RECORDS SHOWN
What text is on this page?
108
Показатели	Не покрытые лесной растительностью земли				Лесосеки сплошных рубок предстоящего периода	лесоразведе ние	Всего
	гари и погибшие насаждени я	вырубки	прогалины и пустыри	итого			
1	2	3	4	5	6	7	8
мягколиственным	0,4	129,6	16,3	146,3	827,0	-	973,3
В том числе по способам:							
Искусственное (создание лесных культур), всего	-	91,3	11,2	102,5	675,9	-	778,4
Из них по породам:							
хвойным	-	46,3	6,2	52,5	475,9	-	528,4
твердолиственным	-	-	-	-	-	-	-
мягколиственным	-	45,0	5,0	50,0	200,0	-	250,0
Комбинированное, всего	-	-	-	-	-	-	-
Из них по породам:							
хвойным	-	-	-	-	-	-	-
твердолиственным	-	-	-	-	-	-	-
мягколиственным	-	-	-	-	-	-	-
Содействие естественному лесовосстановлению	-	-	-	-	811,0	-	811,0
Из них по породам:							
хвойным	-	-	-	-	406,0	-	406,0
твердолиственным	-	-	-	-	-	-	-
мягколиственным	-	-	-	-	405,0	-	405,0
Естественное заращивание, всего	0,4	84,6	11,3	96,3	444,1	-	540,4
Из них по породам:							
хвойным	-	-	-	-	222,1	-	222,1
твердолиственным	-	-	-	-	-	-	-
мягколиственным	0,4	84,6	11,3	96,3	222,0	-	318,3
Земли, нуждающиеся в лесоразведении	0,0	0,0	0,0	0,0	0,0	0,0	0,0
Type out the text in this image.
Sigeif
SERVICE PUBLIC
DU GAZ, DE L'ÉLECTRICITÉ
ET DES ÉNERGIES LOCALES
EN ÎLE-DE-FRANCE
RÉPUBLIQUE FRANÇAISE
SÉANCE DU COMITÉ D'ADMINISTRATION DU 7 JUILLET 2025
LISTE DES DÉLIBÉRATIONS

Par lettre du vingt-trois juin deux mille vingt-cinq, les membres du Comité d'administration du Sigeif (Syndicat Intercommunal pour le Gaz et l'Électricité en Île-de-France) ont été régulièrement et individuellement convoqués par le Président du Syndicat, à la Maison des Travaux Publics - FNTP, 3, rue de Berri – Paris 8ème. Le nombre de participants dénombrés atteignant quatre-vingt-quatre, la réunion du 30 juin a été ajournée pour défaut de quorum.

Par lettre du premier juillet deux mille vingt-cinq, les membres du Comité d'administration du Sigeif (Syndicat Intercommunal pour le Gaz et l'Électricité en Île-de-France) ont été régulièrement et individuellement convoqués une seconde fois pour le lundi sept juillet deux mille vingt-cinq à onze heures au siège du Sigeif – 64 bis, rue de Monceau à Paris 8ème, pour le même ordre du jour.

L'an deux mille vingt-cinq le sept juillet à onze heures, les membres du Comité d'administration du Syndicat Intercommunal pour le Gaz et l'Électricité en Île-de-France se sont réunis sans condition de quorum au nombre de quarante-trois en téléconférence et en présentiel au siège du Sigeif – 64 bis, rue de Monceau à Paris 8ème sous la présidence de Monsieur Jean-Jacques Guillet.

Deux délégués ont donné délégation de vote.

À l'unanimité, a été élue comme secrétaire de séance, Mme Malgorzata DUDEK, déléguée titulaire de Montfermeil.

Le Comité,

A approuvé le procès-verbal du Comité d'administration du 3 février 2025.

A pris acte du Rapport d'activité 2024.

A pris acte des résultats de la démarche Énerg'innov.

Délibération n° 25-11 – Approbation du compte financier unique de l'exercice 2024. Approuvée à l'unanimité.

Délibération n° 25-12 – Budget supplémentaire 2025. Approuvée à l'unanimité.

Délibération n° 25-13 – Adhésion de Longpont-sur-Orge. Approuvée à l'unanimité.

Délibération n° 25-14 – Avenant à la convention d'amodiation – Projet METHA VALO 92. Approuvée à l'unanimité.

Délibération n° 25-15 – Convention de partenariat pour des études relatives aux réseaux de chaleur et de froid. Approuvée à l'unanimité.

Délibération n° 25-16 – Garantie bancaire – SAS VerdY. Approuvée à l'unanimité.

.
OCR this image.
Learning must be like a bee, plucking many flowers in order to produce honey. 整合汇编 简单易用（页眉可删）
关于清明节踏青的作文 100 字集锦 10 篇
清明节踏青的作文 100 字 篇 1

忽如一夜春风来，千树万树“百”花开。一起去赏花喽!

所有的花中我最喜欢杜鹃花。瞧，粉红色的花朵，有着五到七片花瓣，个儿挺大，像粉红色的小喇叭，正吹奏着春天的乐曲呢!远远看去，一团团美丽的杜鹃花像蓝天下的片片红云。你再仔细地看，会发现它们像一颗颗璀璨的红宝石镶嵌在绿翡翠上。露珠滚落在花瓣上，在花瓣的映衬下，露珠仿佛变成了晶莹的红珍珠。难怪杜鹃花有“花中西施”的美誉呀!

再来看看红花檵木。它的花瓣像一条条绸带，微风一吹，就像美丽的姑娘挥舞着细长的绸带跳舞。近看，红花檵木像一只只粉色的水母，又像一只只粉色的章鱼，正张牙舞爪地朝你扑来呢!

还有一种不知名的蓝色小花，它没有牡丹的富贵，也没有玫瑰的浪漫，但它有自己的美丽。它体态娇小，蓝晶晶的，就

EXERCISE
Give all the records again. Match them exactly.

OUTPUT
What text is on this page?
108
Показатели	Не покрытые лесной растительностью земли				Лесосеки сплошных рубок предстоящего периода	лесоразведе ние	Всего
	гари и погибшие насаждени я	вырубки	прогалины и пустыри	итого			
1	2	3	4	5	6	7	8
мягколиственным	0,4	129,6	16,3	146,3	827,0	-	973,3
В том числе по способам:							
Искусственное (создание лесных культур), всего	-	91,3	11,2	102,5	675,9	-	778,4
Из них по породам:							
хвойным	-	46,3	6,2	52,5	475,9	-	528,4
твердолиственным	-	-	-	-	-	-	-
мягколиственным	-	45,0	5,0	50,0	200,0	-	250,0
Комбинированное, всего	-	-	-	-	-	-	-
Из них по породам:							
хвойным	-	-	-	-	-	-	-
твердолиственным	-	-	-	-	-	-	-
мягколиственным	-	-	-	-	-	-	-
Содействие естественному лесовосстановлению	-	-	-	-	811,0	-	811,0
Из них по породам:							
хвойным	-	-	-	-	406,0	-	406,0
твердолиственным	-	-	-	-	-	-	-
мягколиственным	-	-	-	-	405,0	-	405,0
Естественное заращивание, всего	0,4	84,6	11,3	96,3	444,1	-	540,4
Из них по породам:							
хвойным	-	-	-	-	222,1	-	222,1
твердолиственным	-	-	-	-	-	-	-
мягколиственным	0,4	84,6	11,3	96,3	222,0	-	318,3
Земли, нуждающиеся в лесоразведении	0,0	0,0	0,0	0,0	0,0	0,0	0,0
Type out the text in this image.
Sigeif
SERVICE PUBLIC
DU GAZ, DE L'ÉLECTRICITÉ
ET DES ÉNERGIES LOCALES
EN ÎLE-DE-FRANCE
RÉPUBLIQUE FRANÇAISE
SÉANCE DU COMITÉ D'ADMINISTRATION DU 7 JUILLET 2025
LISTE DES DÉLIBÉRATIONS

Par lettre du vingt-trois juin deux mille vingt-cinq, les membres du Comité d'administration du Sigeif (Syndicat Intercommunal pour le Gaz et l'Électricité en Île-de-France) ont été régulièrement et individuellement convoqués par le Président du Syndicat, à la Maison des Travaux Publics - FNTP, 3, rue de Berri – Paris 8ème. Le nombre de participants dénombrés atteignant quatre-vingt-quatre, la réunion du 30 juin a été ajournée pour défaut de quorum.

Par lettre du premier juillet deux mille vingt-cinq, les membres du Comité d'administration du Sigeif (Syndicat Intercommunal pour le Gaz et l'Électricité en Île-de-France) ont été régulièrement et individuellement convoqués une seconde fois pour le lundi sept juillet deux mille vingt-cinq à onze heures au siège du Sigeif – 64 bis, rue de Monceau à Paris 8ème, pour le même ordre du jour.

L'an deux mille vingt-cinq le sept juillet à onze heures, les membres du Comité d'administration du Syndicat Intercommunal pour le Gaz et l'Électricité en Île-de-France se sont réunis sans condition de quorum au nombre de quarante-trois en téléconférence et en présentiel au siège du Sigeif – 64 bis, rue de Monceau à Paris 8ème sous la présidence de Monsieur Jean-Jacques Guillet.

Deux délégués ont donné délégation de vote.

À l'unanimité, a été élue comme secrétaire de séance, Mme Malgorzata DUDEK, déléguée titulaire de Montfermeil.

Le Comité,

A approuvé le procès-verbal du Comité d'administration du 3 février 2025.

A pris acte du Rapport d'activité 2024.

A pris acte des résultats de la démarche Énerg'innov.

Délibération n° 25-11 – Approbation du compte financier unique de l'exercice 2024. Approuvée à l'unanimité.

Délibération n° 25-12 – Budget supplémentaire 2025. Approuvée à l'unanimité.

Délibération n° 25-13 – Adhésion de Longpont-sur-Orge. Approuvée à l'unanimité.

Délibération n° 25-14 – Avenant à la convention d'amodiation – Projet METHA VALO 92. Approuvée à l'unanimité.

Délibération n° 25-15 – Convention de partenariat pour des études relatives aux réseaux de chaleur et de froid. Approuvée à l'unanimité.

Délibération n° 25-16 – Garantie bancaire – SAS VerdY. Approuvée à l'unanimité.

.
OCR this image.
Learning must be like a bee, plucking many flowers in order to produce honey. 整合汇编 简单易用（页眉可删）
关于清明节踏青的作文 100 字集锦 10 篇
清明节踏青的作文 100 字 篇 1

忽如一夜春风来，千树万树“百”花开。一起去赏花喽!

所有的花中我最喜欢杜鹃花。瞧，粉红色的花朵，有着五到七片花瓣，个儿挺大，像粉红色的小喇叭，正吹奏着春天的乐曲呢!远远看去，一团团美丽的杜鹃花像蓝天下的片片红云。你再仔细地看，会发现它们像一颗颗璀璨的红宝石镶嵌在绿翡翠上。露珠滚落在花瓣上，在花瓣的映衬下，露珠仿佛变成了晶莹的红珍珠。难怪杜鹃花有“花中西施”的美誉呀!

再来看看红花檵木。它的花瓣像一条条绸带，微风一吹，就像美丽的姑娘挥舞着细长的绸带跳舞。近看，红花檵木像一只只粉色的水母，又像一只只粉色的章鱼，正张牙舞爪地朝你扑来呢!

还有一种不知名的蓝色小花，它没有牡丹的富贵，也没有玫瑰的浪漫，但它有自己的美丽。它体态娇小，蓝晶晶的，就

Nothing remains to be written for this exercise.